> Set problem:
Please transcribe the listing below in full and word for word, without its pictures.

> Task input:

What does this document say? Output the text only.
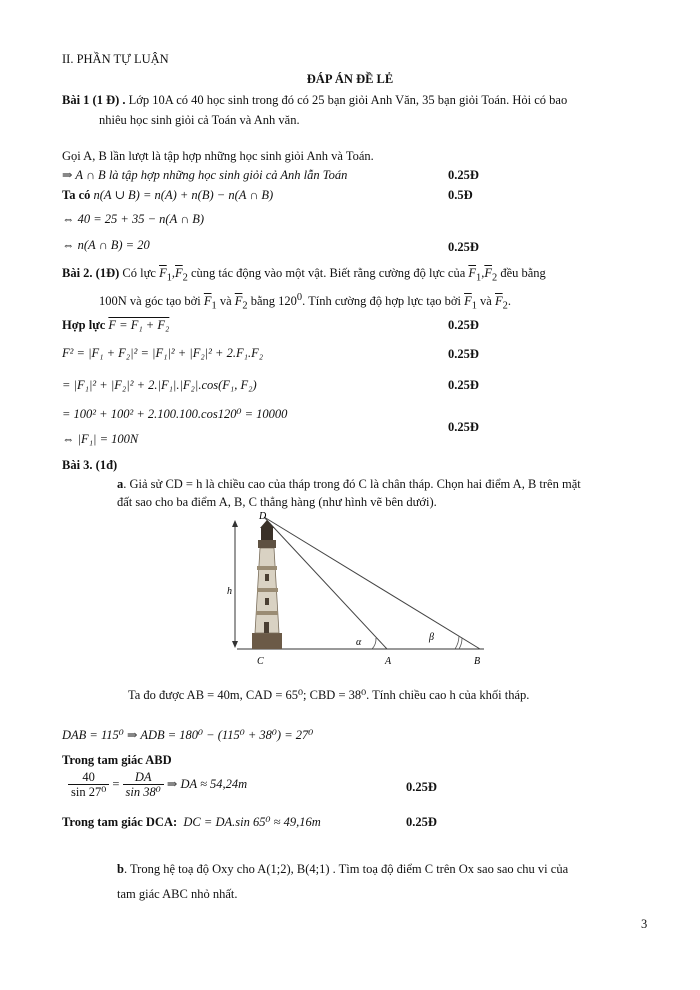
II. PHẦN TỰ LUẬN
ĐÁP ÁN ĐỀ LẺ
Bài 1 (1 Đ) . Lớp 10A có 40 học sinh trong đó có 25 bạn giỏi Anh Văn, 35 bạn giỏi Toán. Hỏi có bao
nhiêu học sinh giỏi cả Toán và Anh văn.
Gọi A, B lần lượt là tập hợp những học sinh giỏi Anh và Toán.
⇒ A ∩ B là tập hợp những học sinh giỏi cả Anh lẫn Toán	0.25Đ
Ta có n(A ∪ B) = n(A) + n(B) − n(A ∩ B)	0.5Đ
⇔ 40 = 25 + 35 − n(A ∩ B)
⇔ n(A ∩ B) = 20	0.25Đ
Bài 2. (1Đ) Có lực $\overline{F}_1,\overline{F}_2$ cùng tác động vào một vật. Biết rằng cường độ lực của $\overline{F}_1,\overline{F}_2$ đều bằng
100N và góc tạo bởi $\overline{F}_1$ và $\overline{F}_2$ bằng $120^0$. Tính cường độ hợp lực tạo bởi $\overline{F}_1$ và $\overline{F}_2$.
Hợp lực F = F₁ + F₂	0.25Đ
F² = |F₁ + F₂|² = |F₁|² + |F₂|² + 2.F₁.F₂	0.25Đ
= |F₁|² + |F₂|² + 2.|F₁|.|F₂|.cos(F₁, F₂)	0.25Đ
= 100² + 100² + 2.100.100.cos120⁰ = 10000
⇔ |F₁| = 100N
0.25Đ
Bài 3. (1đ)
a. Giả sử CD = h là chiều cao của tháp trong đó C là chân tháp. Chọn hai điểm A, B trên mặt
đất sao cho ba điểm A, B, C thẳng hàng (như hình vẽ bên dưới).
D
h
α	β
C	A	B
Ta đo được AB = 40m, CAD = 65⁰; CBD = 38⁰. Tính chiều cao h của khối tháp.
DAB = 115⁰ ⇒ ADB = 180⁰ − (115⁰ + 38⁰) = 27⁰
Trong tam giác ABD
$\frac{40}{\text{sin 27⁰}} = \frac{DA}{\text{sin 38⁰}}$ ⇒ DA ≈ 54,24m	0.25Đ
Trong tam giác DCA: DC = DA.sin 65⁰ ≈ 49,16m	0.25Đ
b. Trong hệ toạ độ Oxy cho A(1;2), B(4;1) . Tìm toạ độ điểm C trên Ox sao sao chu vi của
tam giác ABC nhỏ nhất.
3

> Exercise output:
What does this document say? Output the text only.
II. PHẦN TỰ LUẬN
ĐÁP ÁN ĐỀ LẺ
Bài 1 (1 Đ) . Lớp 10A có 40 học sinh trong đó có 25 bạn giỏi Anh Văn, 35 bạn giỏi Toán. Hỏi có bao
nhiêu học sinh giỏi cả Toán và Anh văn.
Gọi A, B lần lượt là tập hợp những học sinh giỏi Anh và Toán.
⇒ A ∩ B là tập hợp những học sinh giỏi cả Anh lẫn Toán	0.25Đ
Ta có n(A ∪ B) = n(A) + n(B) − n(A ∩ B)	0.5Đ
⇔ 40 = 25 + 35 − n(A ∩ B)
⇔ n(A ∩ B) = 20	0.25Đ
Bài 2. (1Đ) Có lực $\overline{F}_1,\overline{F}_2$ cùng tác động vào một vật. Biết rằng cường độ lực của $\overline{F}_1,\overline{F}_2$ đều bằng
100N và góc tạo bởi $\overline{F}_1$ và $\overline{F}_2$ bằng $120^0$. Tính cường độ hợp lực tạo bởi $\overline{F}_1$ và $\overline{F}_2$.
Hợp lực F = F₁ + F₂	0.25Đ
F² = |F₁ + F₂|² = |F₁|² + |F₂|² + 2.F₁.F₂	0.25Đ
= |F₁|² + |F₂|² + 2.|F₁|.|F₂|.cos(F₁, F₂)	0.25Đ
= 100² + 100² + 2.100.100.cos120⁰ = 10000
⇔ |F₁| = 100N
0.25Đ
Bài 3. (1đ)
a. Giả sử CD = h là chiều cao của tháp trong đó C là chân tháp. Chọn hai điểm A, B trên mặt
đất sao cho ba điểm A, B, C thẳng hàng (như hình vẽ bên dưới).
D
h
α	β
C	A	B
Ta đo được AB = 40m, CAD = 65⁰; CBD = 38⁰. Tính chiều cao h của khối tháp.
DAB = 115⁰ ⇒ ADB = 180⁰ − (115⁰ + 38⁰) = 27⁰
Trong tam giác ABD
$\frac{40}{\text{sin 27⁰}} = \frac{DA}{\text{sin 38⁰}}$ ⇒ DA ≈ 54,24m	0.25Đ
Trong tam giác DCA: DC = DA.sin 65⁰ ≈ 49,16m	0.25Đ
b. Trong hệ toạ độ Oxy cho A(1;2), B(4;1) . Tìm toạ độ điểm C trên Ox sao sao chu vi của
tam giác ABC nhỏ nhất.
3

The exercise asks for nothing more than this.